++++ WORKING DATA ++++
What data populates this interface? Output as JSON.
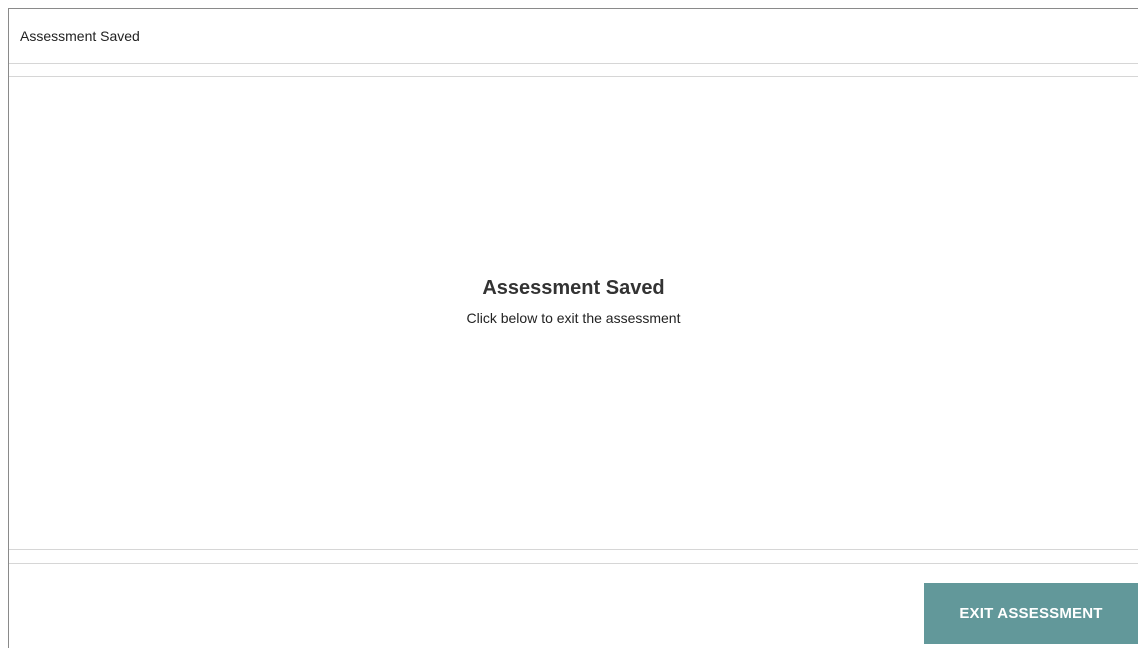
{
  "header": {
    "title": "Assessment Saved"
  },
  "main": {
    "heading": "Assessment Saved",
    "subtext": "Click below to exit the assessment"
  },
  "footer": {
    "exit_button_label": "EXIT ASSESSMENT"
  },
  "colors": {
    "button_background": "#62989a",
    "button_text": "#ffffff",
    "divider": "#d6d6d6",
    "frame_border": "#8a8a8a"
  }
}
++++
* _WHAT YOU NEED TO DO_:
Quote every record above exactly, omitting any pictures they contain.

* _ANSWER TO THIS PROBLEM_:
What data populates this interface? Output as JSON.
{
  "header": {
    "title": "Assessment Saved"
  },
  "main": {
    "heading": "Assessment Saved",
    "subtext": "Click below to exit the assessment"
  },
  "footer": {
    "exit_button_label": "EXIT ASSESSMENT"
  },
  "colors": {
    "button_background": "#62989a",
    "button_text": "#ffffff",
    "divider": "#d6d6d6",
    "frame_border": "#8a8a8a"
  }
}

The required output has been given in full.